◆ Do this ◆
Skip the pictures and repeat each line of the data exactly.

◆ Supplied data ◆
# # # # #
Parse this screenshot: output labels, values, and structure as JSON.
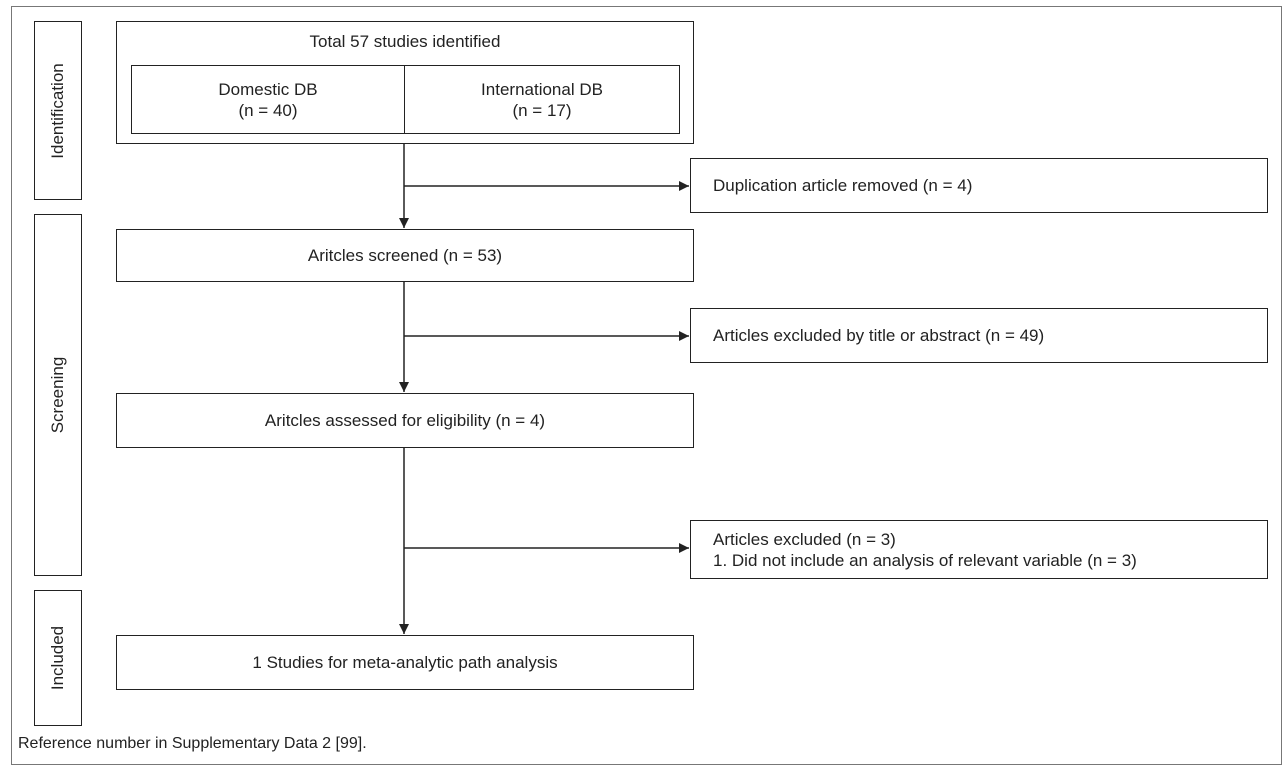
{
  "stages": {
    "identification": "Identification",
    "screening": "Screening",
    "included": "Included"
  },
  "identified": {
    "title": "Total 57 studies identified",
    "domestic_label": "Domestic DB",
    "domestic_count": "(n = 40)",
    "international_label": "International DB",
    "international_count": "(n = 17)"
  },
  "removed": {
    "duplicates": "Duplication article removed (n = 4)"
  },
  "screened": {
    "label": "Aritcles screened (n = 53)"
  },
  "excluded_title_abstract": {
    "label": "Articles excluded by title or abstract (n = 49)"
  },
  "eligibility": {
    "label": "Aritcles assessed for eligibility (n = 4)"
  },
  "excluded_full": {
    "line1": "Articles excluded (n = 3)",
    "line2": "1. Did not include an analysis of relevant variable (n = 3)"
  },
  "included": {
    "label": "1 Studies for meta-analytic path analysis"
  },
  "footer": {
    "note": "Reference number in Supplementary Data 2 [99]."
  }
}
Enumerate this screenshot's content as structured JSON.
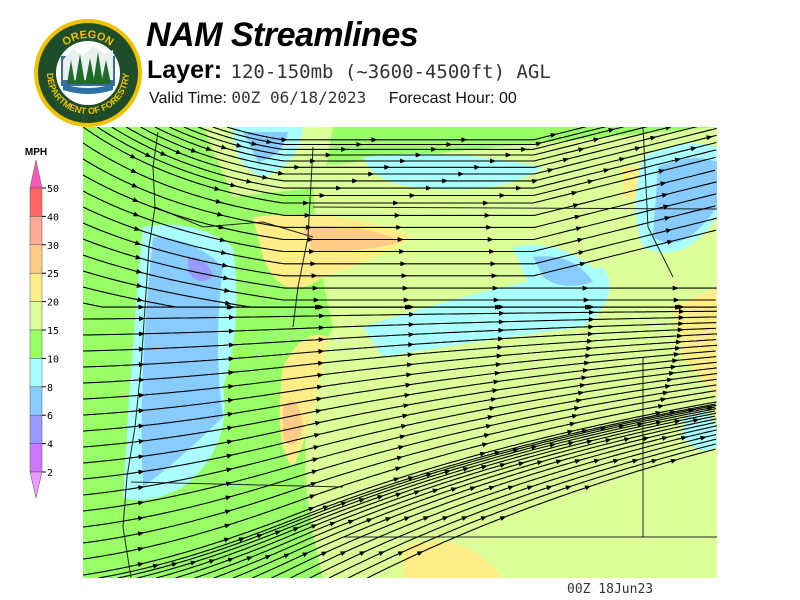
{
  "logo": {
    "top_text": "OREGON",
    "bottom_text": "DEPARTMENT OF FORESTRY"
  },
  "header": {
    "title": "NAM Streamlines",
    "layer_label": "Layer:",
    "layer_value": "120-150mb (~3600-4500ft) AGL",
    "valid_time_label": "Valid Time:",
    "valid_time": "00Z 06/18/2023",
    "forecast_hour_label": "Forecast Hour:",
    "forecast_hour": "00"
  },
  "legend": {
    "unit": "MPH",
    "ticks": [
      "50",
      "40",
      "30",
      "25",
      "20",
      "15",
      "10",
      "8",
      "6",
      "4",
      "2"
    ],
    "colors": {
      "over50": "#ff55bb",
      "40-50": "#ff6666",
      "30-40": "#ffaa99",
      "25-30": "#ffcc88",
      "20-25": "#ffee88",
      "15-20": "#ddff99",
      "10-15": "#99ff66",
      "8-10": "#aaffff",
      "6-8": "#88ccff",
      "4-6": "#9999ff",
      "2-4": "#cc77ff",
      "under2": "#ee99ff"
    }
  },
  "footer": {
    "stamp": "00Z 18Jun23"
  }
}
# # # # #
◆ Problem solution ◆
Parse this screenshot: output labels, values, and structure as JSON.
{
  "stages": {
    "identification": "Identification",
    "screening": "Screening",
    "included": "Included"
  },
  "identified": {
    "title": "Total 57 studies identified",
    "domestic_label": "Domestic DB",
    "domestic_count": "(n = 40)",
    "international_label": "International DB",
    "international_count": "(n = 17)"
  },
  "removed": {
    "duplicates": "Duplication article removed (n = 4)"
  },
  "screened": {
    "label": "Aritcles screened (n = 53)"
  },
  "excluded_title_abstract": {
    "label": "Articles excluded by title or abstract (n = 49)"
  },
  "eligibility": {
    "label": "Aritcles assessed for eligibility (n = 4)"
  },
  "excluded_full": {
    "line1": "Articles excluded (n = 3)",
    "line2": "1. Did not include an analysis of relevant variable (n = 3)"
  },
  "included": {
    "label": "1 Studies for meta-analytic path analysis"
  },
  "footer": {
    "note": "Reference number in Supplementary Data 2 [99]."
  }
}
Enumerate this screenshot's content as structured JSON.
{
  "logo": {
    "top_text": "OREGON",
    "bottom_text": "DEPARTMENT OF FORESTRY"
  },
  "header": {
    "title": "NAM Streamlines",
    "layer_label": "Layer:",
    "layer_value": "120-150mb (~3600-4500ft) AGL",
    "valid_time_label": "Valid Time:",
    "valid_time": "00Z 06/18/2023",
    "forecast_hour_label": "Forecast Hour:",
    "forecast_hour": "00"
  },
  "legend": {
    "unit": "MPH",
    "ticks": [
      "50",
      "40",
      "30",
      "25",
      "20",
      "15",
      "10",
      "8",
      "6",
      "4",
      "2"
    ],
    "colors": {
      "over50": "#ff55bb",
      "40-50": "#ff6666",
      "30-40": "#ffaa99",
      "25-30": "#ffcc88",
      "20-25": "#ffee88",
      "15-20": "#ddff99",
      "10-15": "#99ff66",
      "8-10": "#aaffff",
      "6-8": "#88ccff",
      "4-6": "#9999ff",
      "2-4": "#cc77ff",
      "under2": "#ee99ff"
    }
  },
  "footer": {
    "stamp": "00Z 18Jun23"
  }
}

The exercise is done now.